## Text section
==================================================
The most famous words in Ecclesiastes come from its third chapter, the beautiful poem known by the name, “For everything there is a season.”

For everything there is a season, and a time for every matter under heaven:        

a time to be born, and a time to die;

a time to plant, and a time to pluck up what is planted;

a time to kill, and a time to heal;

a time to break down, and a time to build up;

a time to weep, and a time to laugh;

a time to mourn, and a time to dance.

I do find this comforting in January – and it is.  The wheel will turn.  Yet, there is also something very random and almost menacing about it; one can never know when one time will end and another begin, and certainly there is nothing one can do about it.

Take the season of the pandemic that is upon us.  Who saw that coming?  And who could have stopped its arrival?  This is the season we find ourselves in.

And yet, almost as soon as the writer is finished his poem, he begins to point to the joys that can be had in this life.  As one writer recently wrote about Ecclesiastes, “as cranky as [the writer] is about finitude, he too stops to smell the roses.”  It is almost as if the fleetingness of everything throws into sharp relief the beauty there is in this life to enjoy.  Knowing things are temporary make them that much more beautiful. 

And so he encourages enjoyment over and over again:

I know that there is nothing better for [workers] than to be happy and enjoy themselves as long as they live; moreover, it is God’s gift that all should eat and drink and take pleasure in all their toil.

What is to be enjoyed is “the exquisite nature of life in all its limitedness.”  As a result, he becomes ever more aware of the importance of the people around him, particularly our closest partners in life:

Two are better than one, because they have a good reward for their toil. For if they fall, one will lift up the other; but woe to one who is alone and falls and does not have another to help. Again, if two lie together, they keep warm; but how can one keep warm alone? And though one might prevail against another, two will withstand one. A threefold cord is not quickly broken.
==================================================
## Your objective
Can you pick up the reflection on Ecclesiastes after its last sentence and keep it going?

Document layout detection rows:
==================================================
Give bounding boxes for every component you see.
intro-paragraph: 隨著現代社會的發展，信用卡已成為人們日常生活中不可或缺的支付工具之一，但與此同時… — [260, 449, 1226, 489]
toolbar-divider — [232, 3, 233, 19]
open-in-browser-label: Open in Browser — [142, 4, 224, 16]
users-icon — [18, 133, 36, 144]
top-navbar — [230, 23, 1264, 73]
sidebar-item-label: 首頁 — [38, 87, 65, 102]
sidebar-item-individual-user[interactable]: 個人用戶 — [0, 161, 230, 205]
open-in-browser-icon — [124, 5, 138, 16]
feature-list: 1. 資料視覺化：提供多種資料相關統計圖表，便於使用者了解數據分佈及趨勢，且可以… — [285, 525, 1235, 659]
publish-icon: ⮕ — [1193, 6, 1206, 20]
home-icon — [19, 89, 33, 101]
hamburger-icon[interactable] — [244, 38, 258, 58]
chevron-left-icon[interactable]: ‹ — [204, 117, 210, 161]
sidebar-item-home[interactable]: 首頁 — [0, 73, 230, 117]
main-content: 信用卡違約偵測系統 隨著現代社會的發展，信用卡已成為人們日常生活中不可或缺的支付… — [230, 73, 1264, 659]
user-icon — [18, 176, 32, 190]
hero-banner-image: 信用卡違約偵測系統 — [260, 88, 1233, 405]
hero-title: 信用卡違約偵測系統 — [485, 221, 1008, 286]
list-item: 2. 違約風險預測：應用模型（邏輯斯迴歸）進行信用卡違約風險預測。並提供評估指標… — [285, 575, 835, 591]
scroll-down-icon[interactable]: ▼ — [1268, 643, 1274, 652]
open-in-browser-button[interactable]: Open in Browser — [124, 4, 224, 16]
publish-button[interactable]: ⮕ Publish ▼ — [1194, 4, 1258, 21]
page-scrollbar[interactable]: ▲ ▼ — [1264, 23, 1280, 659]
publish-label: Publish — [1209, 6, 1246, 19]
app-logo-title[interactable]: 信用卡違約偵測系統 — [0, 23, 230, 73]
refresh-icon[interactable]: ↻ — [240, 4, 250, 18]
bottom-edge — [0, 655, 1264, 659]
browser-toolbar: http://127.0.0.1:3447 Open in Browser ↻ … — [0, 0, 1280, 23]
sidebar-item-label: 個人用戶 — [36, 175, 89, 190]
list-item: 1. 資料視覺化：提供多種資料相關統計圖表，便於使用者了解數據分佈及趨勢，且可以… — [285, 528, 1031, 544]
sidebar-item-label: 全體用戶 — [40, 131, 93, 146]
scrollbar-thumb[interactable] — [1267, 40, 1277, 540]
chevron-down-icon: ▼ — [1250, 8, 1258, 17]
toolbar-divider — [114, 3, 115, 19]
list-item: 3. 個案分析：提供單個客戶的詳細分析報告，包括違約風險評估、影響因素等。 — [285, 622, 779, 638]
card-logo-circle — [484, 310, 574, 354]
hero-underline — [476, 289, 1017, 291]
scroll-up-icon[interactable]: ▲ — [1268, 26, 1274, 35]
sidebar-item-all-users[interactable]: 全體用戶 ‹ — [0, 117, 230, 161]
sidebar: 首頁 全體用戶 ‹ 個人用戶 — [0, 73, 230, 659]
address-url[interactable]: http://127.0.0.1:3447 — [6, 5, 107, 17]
==================================================
## Solved exercise
This season of pandemic has impressed this all the more upon me.  The public health orders we have been under have meant that I have had the gift of spending way more time with my son than I ever thought possible and that I have binge-watched more tv of his choosing than I ever thought I would – and I have enjoyed every minute of it.  It has been a window into his world and into his mind and into his passions.  And there is more: the food and drink we have had in our home. The technology that allows us to gather almost nightly with our closest friends however far away they may be.  The sun shining into our apartment.  And the unfathomable miracle of music endlessly issuing from the hi-fi.  These things have come in a season of pandemic.  They have been passing.  But they have been beautiful.  And I am grateful for all of them.

Many have questioned whether Ecclesiastes should be included in the Bible.  Even religion is “vanity” according to the writer.  And in the end we can know very little, if anything.  But I am willing to venture that we are intimately known in our unknowing, and loved limitlessly with a love we may never fully limn but which is real nonetheless.  And we can know joy, and that is no small thing.  As we re-affirmed at Christmas, God is usually known through the mundane, and surely that is as true now as it was then: for most of us, most of the time, God is known through the mundane.  With Luther we affirm that everything is gift, from the greatest galaxy to the smallest child – and that the great love of the Giver can be discerned in both. 

In this season of pandemic, know this: God is still with us. 

Let us prayO God, you have called your servants to ventures of which we cannot see the ending, by paths as yet untrodden, through perils unknown. Give us faith to go out with good courage, not knowing where we go, but only that your hand is leading us and your love supporting us, through Jesus Christ our Lord.  Amen.